#### Record set
■ ■ ■ ■ ■
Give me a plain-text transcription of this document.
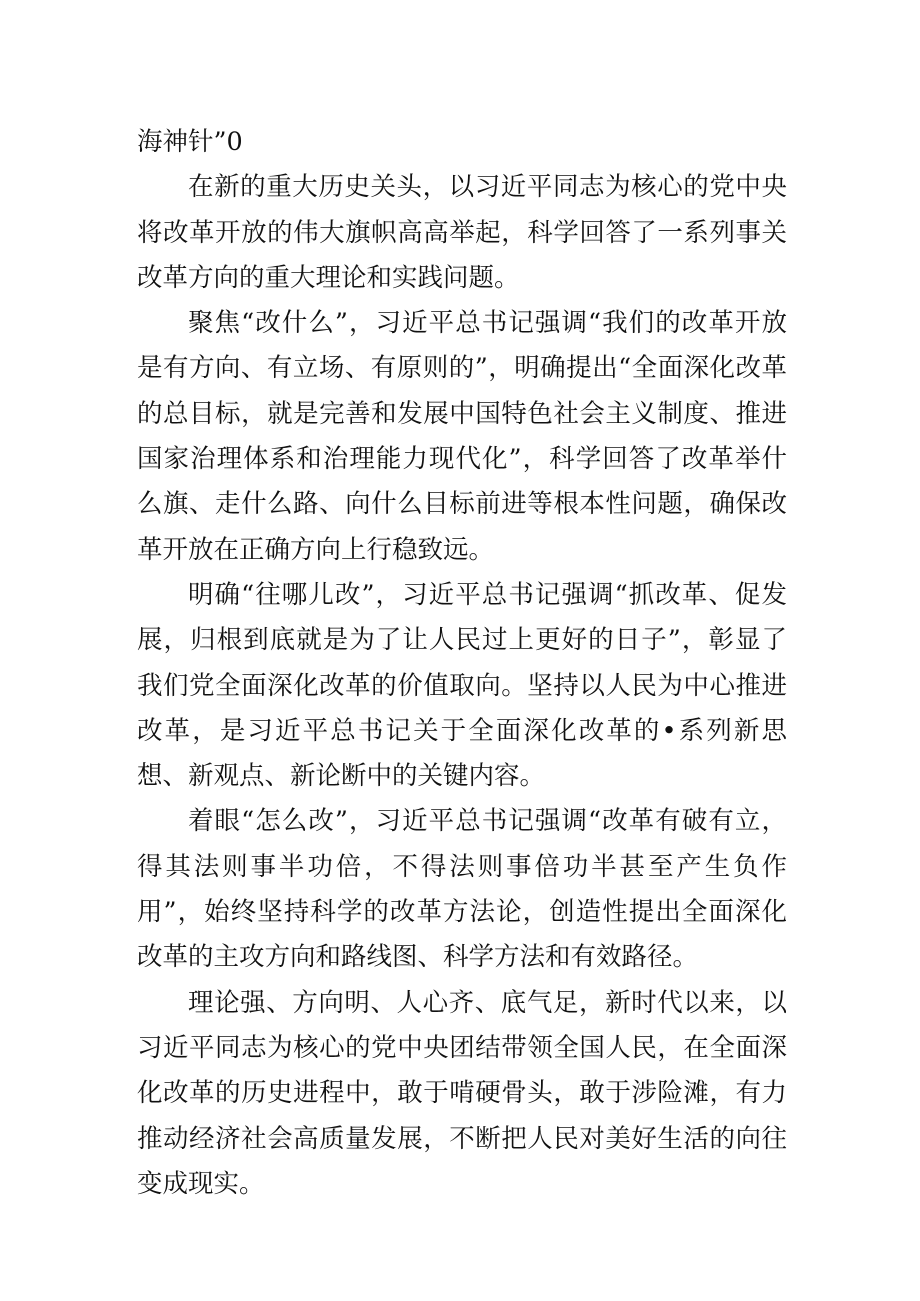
海神针”0

在新的重大历史关头，以习近平同志为核心的党中央将改革开放的伟大旗帜高高举起，科学回答了一系列事关改革方向的重大理论和实践问题。

聚焦“改什么”，习近平总书记强调“我们的改革开放是有方向、有立场、有原则的”，明确提出“全面深化改革的总目标，就是完善和发展中国特色社会主义制度、推进国家治理体系和治理能力现代化”，科学回答了改革举什么旗、走什么路、向什么目标前进等根本性问题，确保改革开放在正确方向上行稳致远。

明确“往哪儿改”，习近平总书记强调“抓改革、促发展，归根到底就是为了让人民过上更好的日子”，彰显了我们党全面深化改革的价值取向。坚持以人民为中心推进改革，是习近平总书记关于全面深化改革的•系列新思想、新观点、新论断中的关键内容。

着眼“怎么改”，习近平总书记强调“改革有破有立，得其法则事半功倍，不得法则事倍功半甚至产生负作用”，始终坚持科学的改革方法论，创造性提出全面深化改革的主攻方向和路线图、科学方法和有效路径。

理论强、方向明、人心齐、底气足，新时代以来，以习近平同志为核心的党中央团结带领全国人民，在全面深化改革的历史进程中，敢于啃硬骨头，敢于涉险滩，有力推动经济社会高质量发展，不断把人民对美好生活的向往变成现实。
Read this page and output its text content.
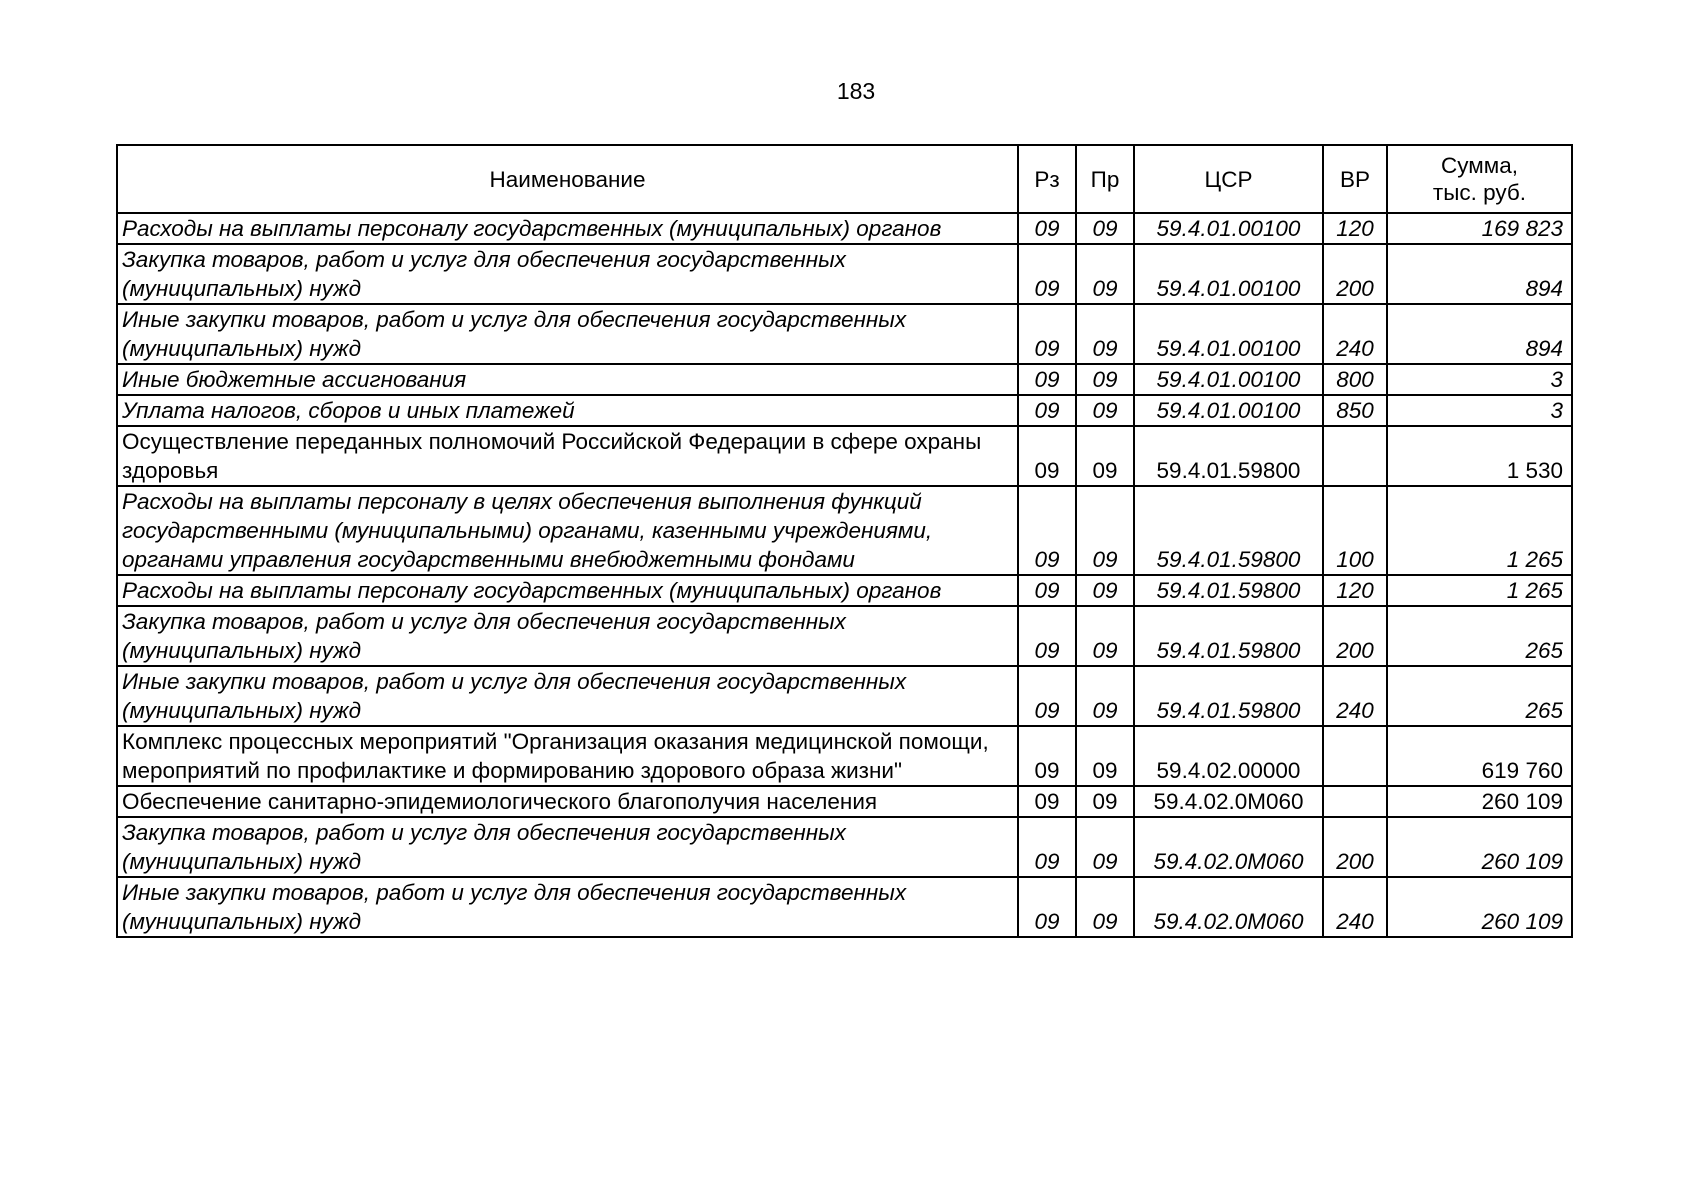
183
Наименование	Рз	Пр	ЦСР	ВР	Сумма,
тыс. руб.

Расходы на выплаты персоналу государственных (муниципальных) органов	09	09	59.4.01.00100	120	169 823
Закупка товаров, работ и услуг для обеспечения государственных (муниципальных) нужд	09	09	59.4.01.00100	200	894
Иные закупки товаров, работ и услуг для обеспечения государственных (муниципальных) нужд	09	09	59.4.01.00100	240	894
Иные бюджетные ассигнования	09	09	59.4.01.00100	800	3
Уплата налогов, сборов и иных платежей	09	09	59.4.01.00100	850	3
Осуществление переданных полномочий Российской Федерации в сфере охраны здоровья	09	09	59.4.01.59800		1 530
Расходы на выплаты персоналу в целях обеспечения выполнения функций государственными (муниципальными) органами, казенными учреждениями, органами управления государственными внебюджетными фондами	09	09	59.4.01.59800	100	1 265
Расходы на выплаты персоналу государственных (муниципальных) органов	09	09	59.4.01.59800	120	1 265
Закупка товаров, работ и услуг для обеспечения государственных (муниципальных) нужд	09	09	59.4.01.59800	200	265
Иные закупки товаров, работ и услуг для обеспечения государственных (муниципальных) нужд	09	09	59.4.01.59800	240	265
Комплекс процессных мероприятий "Организация оказания медицинской помощи, мероприятий по профилактике и формированию здорового образа жизни"	09	09	59.4.02.00000		619 760
Обеспечение санитарно-эпидемиологического благополучия населения	09	09	59.4.02.0М060		260 109
Закупка товаров, работ и услуг для обеспечения государственных (муниципальных) нужд	09	09	59.4.02.0М060	200	260 109
Иные закупки товаров, работ и услуг для обеспечения государственных (муниципальных) нужд	09	09	59.4.02.0М060	240	260 109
■ ■ ■ ■ ■
#### Aim
Every line holding "выплаты" should be copied out.

#### Answer to this exercise
Расходы на выплаты персоналу государственных (муниципальных) органов	09	09	59.4.01.00100	120	169 823
Расходы на выплаты персоналу в целях обеспечения выполнения функций государственными (муниципальными) органами, казенными учреждениями, органами управления государственными внебюджетными фондами	09	09	59.4.01.59800	100	1 265
Расходы на выплаты персоналу государственных (муниципальных) органов	09	09	59.4.01.59800	120	1 265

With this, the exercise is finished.